Exercise aim: Return each line of the material verbatim.

Data excerpts:

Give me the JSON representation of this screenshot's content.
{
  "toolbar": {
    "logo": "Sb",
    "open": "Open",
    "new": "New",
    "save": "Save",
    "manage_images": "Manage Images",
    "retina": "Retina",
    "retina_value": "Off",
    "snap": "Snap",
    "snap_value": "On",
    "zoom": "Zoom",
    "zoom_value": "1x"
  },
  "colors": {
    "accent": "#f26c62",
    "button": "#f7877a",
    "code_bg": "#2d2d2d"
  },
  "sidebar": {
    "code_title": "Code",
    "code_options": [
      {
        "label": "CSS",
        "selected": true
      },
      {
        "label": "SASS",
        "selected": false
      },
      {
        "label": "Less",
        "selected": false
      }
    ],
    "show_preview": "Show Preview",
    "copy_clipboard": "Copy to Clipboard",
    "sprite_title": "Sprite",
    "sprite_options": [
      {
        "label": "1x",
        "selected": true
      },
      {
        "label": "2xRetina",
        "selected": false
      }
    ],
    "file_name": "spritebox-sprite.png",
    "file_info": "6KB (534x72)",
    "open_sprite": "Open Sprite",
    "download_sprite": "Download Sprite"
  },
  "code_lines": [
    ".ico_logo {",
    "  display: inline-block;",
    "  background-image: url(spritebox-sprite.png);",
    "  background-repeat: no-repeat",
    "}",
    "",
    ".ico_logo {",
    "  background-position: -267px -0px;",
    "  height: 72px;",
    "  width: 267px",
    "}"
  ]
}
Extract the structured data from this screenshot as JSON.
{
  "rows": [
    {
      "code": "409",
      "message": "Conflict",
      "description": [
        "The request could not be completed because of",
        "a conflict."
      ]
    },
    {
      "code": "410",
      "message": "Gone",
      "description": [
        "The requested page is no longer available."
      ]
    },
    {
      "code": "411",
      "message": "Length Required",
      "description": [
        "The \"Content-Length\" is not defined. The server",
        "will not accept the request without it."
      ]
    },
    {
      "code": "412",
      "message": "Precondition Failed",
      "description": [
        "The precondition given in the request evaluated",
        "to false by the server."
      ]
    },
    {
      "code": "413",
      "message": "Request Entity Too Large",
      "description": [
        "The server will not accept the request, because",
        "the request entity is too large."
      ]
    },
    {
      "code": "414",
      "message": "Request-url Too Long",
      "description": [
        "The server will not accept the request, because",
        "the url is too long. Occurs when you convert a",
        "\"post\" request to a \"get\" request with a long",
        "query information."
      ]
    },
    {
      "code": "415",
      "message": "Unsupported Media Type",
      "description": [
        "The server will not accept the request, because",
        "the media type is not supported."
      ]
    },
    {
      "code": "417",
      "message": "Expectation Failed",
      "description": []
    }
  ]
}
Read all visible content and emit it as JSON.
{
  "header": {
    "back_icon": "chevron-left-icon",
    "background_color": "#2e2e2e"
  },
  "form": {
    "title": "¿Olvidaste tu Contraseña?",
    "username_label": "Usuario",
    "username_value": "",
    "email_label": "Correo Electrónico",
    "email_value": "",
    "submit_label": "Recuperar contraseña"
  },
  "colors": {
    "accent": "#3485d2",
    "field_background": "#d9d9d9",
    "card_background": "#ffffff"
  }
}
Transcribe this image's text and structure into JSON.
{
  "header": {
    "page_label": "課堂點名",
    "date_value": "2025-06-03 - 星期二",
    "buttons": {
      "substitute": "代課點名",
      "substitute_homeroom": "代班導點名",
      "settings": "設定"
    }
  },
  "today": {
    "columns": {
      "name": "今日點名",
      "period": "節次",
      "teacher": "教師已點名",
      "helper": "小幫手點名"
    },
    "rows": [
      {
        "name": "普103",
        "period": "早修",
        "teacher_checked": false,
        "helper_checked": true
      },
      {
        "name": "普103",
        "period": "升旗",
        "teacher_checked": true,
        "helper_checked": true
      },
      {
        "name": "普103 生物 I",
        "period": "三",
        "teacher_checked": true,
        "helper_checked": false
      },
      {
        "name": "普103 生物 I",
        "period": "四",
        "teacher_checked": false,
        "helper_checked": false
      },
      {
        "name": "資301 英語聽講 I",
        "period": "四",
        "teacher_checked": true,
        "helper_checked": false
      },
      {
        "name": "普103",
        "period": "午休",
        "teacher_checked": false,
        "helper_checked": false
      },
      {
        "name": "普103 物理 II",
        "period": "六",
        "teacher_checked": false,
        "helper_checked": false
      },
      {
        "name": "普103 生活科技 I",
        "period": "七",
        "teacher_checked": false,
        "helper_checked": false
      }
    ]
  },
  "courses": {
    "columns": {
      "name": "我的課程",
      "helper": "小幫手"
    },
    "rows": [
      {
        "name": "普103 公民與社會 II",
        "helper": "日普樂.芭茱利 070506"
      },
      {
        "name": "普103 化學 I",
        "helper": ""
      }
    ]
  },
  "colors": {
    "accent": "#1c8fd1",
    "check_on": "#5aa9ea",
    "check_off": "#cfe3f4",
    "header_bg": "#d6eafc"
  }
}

Task answer:
Give me the JSON representation of this screenshot's content.
{
  "toolbar": {
    "logo": "Sb",
    "open": "Open",
    "new": "New",
    "save": "Save",
    "manage_images": "Manage Images",
    "retina": "Retina",
    "retina_value": "Off",
    "snap": "Snap",
    "snap_value": "On",
    "zoom": "Zoom",
    "zoom_value": "1x"
  },
  "colors": {
    "accent": "#f26c62",
    "button": "#f7877a",
    "code_bg": "#2d2d2d"
  },
  "sidebar": {
    "code_title": "Code",
    "code_options": [
      {
        "label": "CSS",
        "selected": true
      },
      {
        "label": "SASS",
        "selected": false
      },
      {
        "label": "Less",
        "selected": false
      }
    ],
    "show_preview": "Show Preview",
    "copy_clipboard": "Copy to Clipboard",
    "sprite_title": "Sprite",
    "sprite_options": [
      {
        "label": "1x",
        "selected": true
      },
      {
        "label": "2xRetina",
        "selected": false
      }
    ],
    "file_name": "spritebox-sprite.png",
    "file_info": "6KB (534x72)",
    "open_sprite": "Open Sprite",
    "download_sprite": "Download Sprite"
  },
  "code_lines": [
    ".ico_logo {",
    "  display: inline-block;",
    "  background-image: url(spritebox-sprite.png);",
    "  background-repeat: no-repeat",
    "}",
    "",
    ".ico_logo {",
    "  background-position: -267px -0px;",
    "  height: 72px;",
    "  width: 267px",
    "}"
  ]
}
Extract the structured data from this screenshot as JSON.
{
  "rows": [
    {
      "code": "409",
      "message": "Conflict",
      "description": [
        "The request could not be completed because of",
        "a conflict."
      ]
    },
    {
      "code": "410",
      "message": "Gone",
      "description": [
        "The requested page is no longer available."
      ]
    },
    {
      "code": "411",
      "message": "Length Required",
      "description": [
        "The \"Content-Length\" is not defined. The server",
        "will not accept the request without it."
      ]
    },
    {
      "code": "412",
      "message": "Precondition Failed",
      "description": [
        "The precondition given in the request evaluated",
        "to false by the server."
      ]
    },
    {
      "code": "413",
      "message": "Request Entity Too Large",
      "description": [
        "The server will not accept the request, because",
        "the request entity is too large."
      ]
    },
    {
      "code": "414",
      "message": "Request-url Too Long",
      "description": [
        "The server will not accept the request, because",
        "the url is too long. Occurs when you convert a",
        "\"post\" request to a \"get\" request with a long",
        "query information."
      ]
    },
    {
      "code": "415",
      "message": "Unsupported Media Type",
      "description": [
        "The server will not accept the request, because",
        "the media type is not supported."
      ]
    },
    {
      "code": "417",
      "message": "Expectation Failed",
      "description": []
    }
  ]
}
Read all visible content and emit it as JSON.
{
  "header": {
    "back_icon": "chevron-left-icon",
    "background_color": "#2e2e2e"
  },
  "form": {
    "title": "¿Olvidaste tu Contraseña?",
    "username_label": "Usuario",
    "username_value": "",
    "email_label": "Correo Electrónico",
    "email_value": "",
    "submit_label": "Recuperar contraseña"
  },
  "colors": {
    "accent": "#3485d2",
    "field_background": "#d9d9d9",
    "card_background": "#ffffff"
  }
}
Transcribe this image's text and structure into JSON.
{
  "header": {
    "page_label": "課堂點名",
    "date_value": "2025-06-03 - 星期二",
    "buttons": {
      "substitute": "代課點名",
      "substitute_homeroom": "代班導點名",
      "settings": "設定"
    }
  },
  "today": {
    "columns": {
      "name": "今日點名",
      "period": "節次",
      "teacher": "教師已點名",
      "helper": "小幫手點名"
    },
    "rows": [
      {
        "name": "普103",
        "period": "早修",
        "teacher_checked": false,
        "helper_checked": true
      },
      {
        "name": "普103",
        "period": "升旗",
        "teacher_checked": true,
        "helper_checked": true
      },
      {
        "name": "普103 生物 I",
        "period": "三",
        "teacher_checked": true,
        "helper_checked": false
      },
      {
        "name": "普103 生物 I",
        "period": "四",
        "teacher_checked": false,
        "helper_checked": false
      },
      {
        "name": "資301 英語聽講 I",
        "period": "四",
        "teacher_checked": true,
        "helper_checked": false
      },
      {
        "name": "普103",
        "period": "午休",
        "teacher_checked": false,
        "helper_checked": false
      },
      {
        "name": "普103 物理 II",
        "period": "六",
        "teacher_checked": false,
        "helper_checked": false
      },
      {
        "name": "普103 生活科技 I",
        "period": "七",
        "teacher_checked": false,
        "helper_checked": false
      }
    ]
  },
  "courses": {
    "columns": {
      "name": "我的課程",
      "helper": "小幫手"
    },
    "rows": [
      {
        "name": "普103 公民與社會 II",
        "helper": "日普樂.芭茱利 070506"
      },
      {
        "name": "普103 化學 I",
        "helper": ""
      }
    ]
  },
  "colors": {
    "accent": "#1c8fd1",
    "check_on": "#5aa9ea",
    "check_off": "#cfe3f4",
    "header_bg": "#d6eafc"
  }
}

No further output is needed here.